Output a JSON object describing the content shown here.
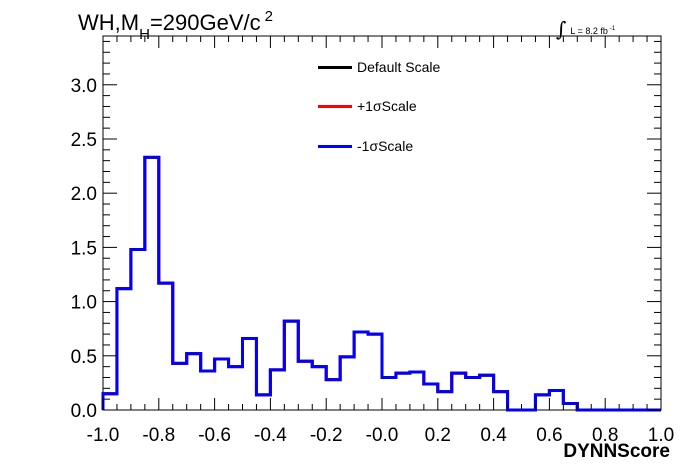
{
  "title": {
    "prefix": "WH,M",
    "subscript": "H",
    "suffix": "=290GeV/c",
    "superscript": "2"
  },
  "luminosity": {
    "integral_symbol": "∫",
    "text": "L = 8.2 fb",
    "superscript": "-1"
  },
  "chart_data": {
    "type": "line",
    "style": "histogram-step",
    "title": "WH,MH=290GeV/c2",
    "xlabel": "DYNNScore",
    "ylabel": "",
    "xlim": [
      -1.0,
      1.0
    ],
    "ylim": [
      0,
      3.45
    ],
    "x_ticks": [
      "-1.0",
      "-0.8",
      "-0.6",
      "-0.4",
      "-0.2",
      "-0.0",
      "0.2",
      "0.4",
      "0.6",
      "0.8",
      "1.0"
    ],
    "y_ticks": [
      "0.0",
      "0.5",
      "1.0",
      "1.5",
      "2.0",
      "2.5",
      "3.0"
    ],
    "grid": false,
    "legend_placement": "top-center",
    "bin_edges": [
      -1.0,
      -0.95,
      -0.9,
      -0.85,
      -0.8,
      -0.75,
      -0.7,
      -0.65,
      -0.6,
      -0.55,
      -0.5,
      -0.45,
      -0.4,
      -0.35,
      -0.3,
      -0.25,
      -0.2,
      -0.15,
      -0.1,
      -0.05,
      0.0,
      0.05,
      0.1,
      0.15,
      0.2,
      0.25,
      0.3,
      0.35,
      0.4,
      0.45,
      0.5,
      0.55,
      0.6,
      0.65,
      0.7,
      0.75,
      0.8,
      0.85,
      0.9,
      0.95,
      1.0
    ],
    "series": [
      {
        "name": "Default Scale",
        "color": "#000000",
        "values": [
          0.15,
          1.12,
          1.48,
          2.33,
          1.17,
          0.43,
          0.52,
          0.36,
          0.47,
          0.4,
          0.66,
          0.14,
          0.37,
          0.82,
          0.45,
          0.4,
          0.28,
          0.49,
          0.72,
          0.7,
          0.3,
          0.34,
          0.35,
          0.24,
          0.17,
          0.34,
          0.3,
          0.32,
          0.17,
          0.0,
          0.0,
          0.14,
          0.18,
          0.06,
          0.0,
          0.0,
          0.0,
          0.0,
          0.0,
          0.0
        ]
      },
      {
        "name": "+1σScale",
        "color": "#ff0000",
        "values": [
          0.15,
          1.12,
          1.48,
          2.33,
          1.17,
          0.43,
          0.52,
          0.36,
          0.47,
          0.4,
          0.66,
          0.14,
          0.37,
          0.82,
          0.45,
          0.4,
          0.28,
          0.49,
          0.72,
          0.7,
          0.3,
          0.34,
          0.35,
          0.24,
          0.17,
          0.34,
          0.3,
          0.32,
          0.17,
          0.0,
          0.0,
          0.14,
          0.18,
          0.06,
          0.0,
          0.0,
          0.0,
          0.0,
          0.0,
          0.0
        ]
      },
      {
        "name": "-1σScale",
        "color": "#0000ff",
        "values": [
          0.15,
          1.12,
          1.48,
          2.33,
          1.17,
          0.43,
          0.52,
          0.36,
          0.47,
          0.4,
          0.66,
          0.14,
          0.37,
          0.82,
          0.45,
          0.4,
          0.28,
          0.49,
          0.72,
          0.7,
          0.3,
          0.34,
          0.35,
          0.24,
          0.17,
          0.34,
          0.3,
          0.32,
          0.17,
          0.0,
          0.0,
          0.14,
          0.18,
          0.06,
          0.0,
          0.0,
          0.0,
          0.0,
          0.0,
          0.0
        ]
      }
    ]
  }
}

**Exercise prompt**
Of the lines above, copy each that contains "name".

**Output**
        "name": "Default Scale",
        "name": "+1σScale",
        "name": "-1σScale",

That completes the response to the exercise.